● TASK STATEMENT: Return only the number of lines in the entries below that hold the word "ylabel".

[START OF PROVIDED MATERIAL]

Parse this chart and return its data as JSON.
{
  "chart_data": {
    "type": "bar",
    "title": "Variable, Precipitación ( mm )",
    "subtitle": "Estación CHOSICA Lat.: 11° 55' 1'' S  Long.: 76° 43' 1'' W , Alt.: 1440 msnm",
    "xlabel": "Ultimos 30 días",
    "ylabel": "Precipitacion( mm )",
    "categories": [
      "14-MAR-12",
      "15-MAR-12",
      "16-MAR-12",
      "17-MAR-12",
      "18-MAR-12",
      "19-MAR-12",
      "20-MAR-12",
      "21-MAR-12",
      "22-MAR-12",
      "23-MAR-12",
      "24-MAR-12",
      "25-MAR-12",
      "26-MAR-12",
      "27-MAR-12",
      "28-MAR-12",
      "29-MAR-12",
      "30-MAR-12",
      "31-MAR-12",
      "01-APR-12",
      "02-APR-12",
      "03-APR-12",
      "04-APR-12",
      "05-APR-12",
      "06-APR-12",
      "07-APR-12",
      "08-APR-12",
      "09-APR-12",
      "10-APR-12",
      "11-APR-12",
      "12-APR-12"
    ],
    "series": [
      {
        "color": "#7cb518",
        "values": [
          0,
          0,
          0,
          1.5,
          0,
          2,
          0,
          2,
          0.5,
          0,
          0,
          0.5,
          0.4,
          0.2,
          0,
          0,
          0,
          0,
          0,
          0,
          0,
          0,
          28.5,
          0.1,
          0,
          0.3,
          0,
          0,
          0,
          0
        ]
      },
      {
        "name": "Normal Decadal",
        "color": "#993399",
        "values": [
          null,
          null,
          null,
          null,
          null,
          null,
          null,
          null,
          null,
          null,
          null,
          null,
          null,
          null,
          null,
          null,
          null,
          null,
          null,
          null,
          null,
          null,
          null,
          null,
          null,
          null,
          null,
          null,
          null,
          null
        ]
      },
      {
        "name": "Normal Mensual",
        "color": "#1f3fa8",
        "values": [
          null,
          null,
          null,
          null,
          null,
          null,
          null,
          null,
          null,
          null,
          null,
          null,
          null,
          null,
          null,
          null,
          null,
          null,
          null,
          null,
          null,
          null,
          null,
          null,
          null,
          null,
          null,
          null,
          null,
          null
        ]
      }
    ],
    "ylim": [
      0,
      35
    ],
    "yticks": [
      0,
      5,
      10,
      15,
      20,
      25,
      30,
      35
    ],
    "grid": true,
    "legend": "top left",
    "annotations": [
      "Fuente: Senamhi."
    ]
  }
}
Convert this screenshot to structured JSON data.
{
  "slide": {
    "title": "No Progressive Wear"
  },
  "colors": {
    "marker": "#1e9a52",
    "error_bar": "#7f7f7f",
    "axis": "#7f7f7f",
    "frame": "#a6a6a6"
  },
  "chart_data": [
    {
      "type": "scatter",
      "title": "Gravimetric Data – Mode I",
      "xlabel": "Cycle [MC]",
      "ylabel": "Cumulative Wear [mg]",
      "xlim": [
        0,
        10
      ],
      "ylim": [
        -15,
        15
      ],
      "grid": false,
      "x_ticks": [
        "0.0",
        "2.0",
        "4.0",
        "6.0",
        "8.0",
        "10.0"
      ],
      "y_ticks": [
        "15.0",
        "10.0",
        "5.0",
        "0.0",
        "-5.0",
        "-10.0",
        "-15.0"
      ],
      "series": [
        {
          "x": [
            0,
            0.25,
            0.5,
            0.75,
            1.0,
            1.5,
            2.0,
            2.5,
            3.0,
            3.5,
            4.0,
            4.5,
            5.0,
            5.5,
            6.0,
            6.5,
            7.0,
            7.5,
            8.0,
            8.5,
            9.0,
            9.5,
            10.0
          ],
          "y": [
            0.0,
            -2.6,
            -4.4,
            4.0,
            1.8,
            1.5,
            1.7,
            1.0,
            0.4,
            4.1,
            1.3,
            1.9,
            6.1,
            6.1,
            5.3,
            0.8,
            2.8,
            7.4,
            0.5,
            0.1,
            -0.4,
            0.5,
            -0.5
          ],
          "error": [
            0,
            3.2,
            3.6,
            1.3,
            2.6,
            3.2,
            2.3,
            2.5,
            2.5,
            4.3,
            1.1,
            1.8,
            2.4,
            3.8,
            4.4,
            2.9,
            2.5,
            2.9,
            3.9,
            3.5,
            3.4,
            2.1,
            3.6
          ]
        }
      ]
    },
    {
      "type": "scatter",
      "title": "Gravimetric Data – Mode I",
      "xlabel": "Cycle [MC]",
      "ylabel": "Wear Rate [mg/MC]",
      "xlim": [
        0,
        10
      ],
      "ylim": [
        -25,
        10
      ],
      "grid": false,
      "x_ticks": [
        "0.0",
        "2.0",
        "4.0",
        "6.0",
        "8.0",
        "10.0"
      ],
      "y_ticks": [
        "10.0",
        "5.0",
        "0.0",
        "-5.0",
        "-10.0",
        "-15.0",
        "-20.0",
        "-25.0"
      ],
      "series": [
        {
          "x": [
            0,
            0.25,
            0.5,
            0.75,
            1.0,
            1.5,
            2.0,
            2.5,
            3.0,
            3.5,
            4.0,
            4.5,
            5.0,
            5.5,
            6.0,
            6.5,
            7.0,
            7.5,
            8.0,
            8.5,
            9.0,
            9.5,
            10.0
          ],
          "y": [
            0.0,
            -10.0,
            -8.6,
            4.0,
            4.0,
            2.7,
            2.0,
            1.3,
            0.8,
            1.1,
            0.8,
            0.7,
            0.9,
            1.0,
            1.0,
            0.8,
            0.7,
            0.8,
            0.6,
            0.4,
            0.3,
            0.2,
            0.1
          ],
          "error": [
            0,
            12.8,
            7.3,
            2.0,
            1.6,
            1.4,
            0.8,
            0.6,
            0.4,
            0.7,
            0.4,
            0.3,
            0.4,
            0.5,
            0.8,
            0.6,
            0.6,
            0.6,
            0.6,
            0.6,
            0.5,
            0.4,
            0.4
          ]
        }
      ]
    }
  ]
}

[END OF PROVIDED MATERIAL]

● FINISHED ANSWER: 3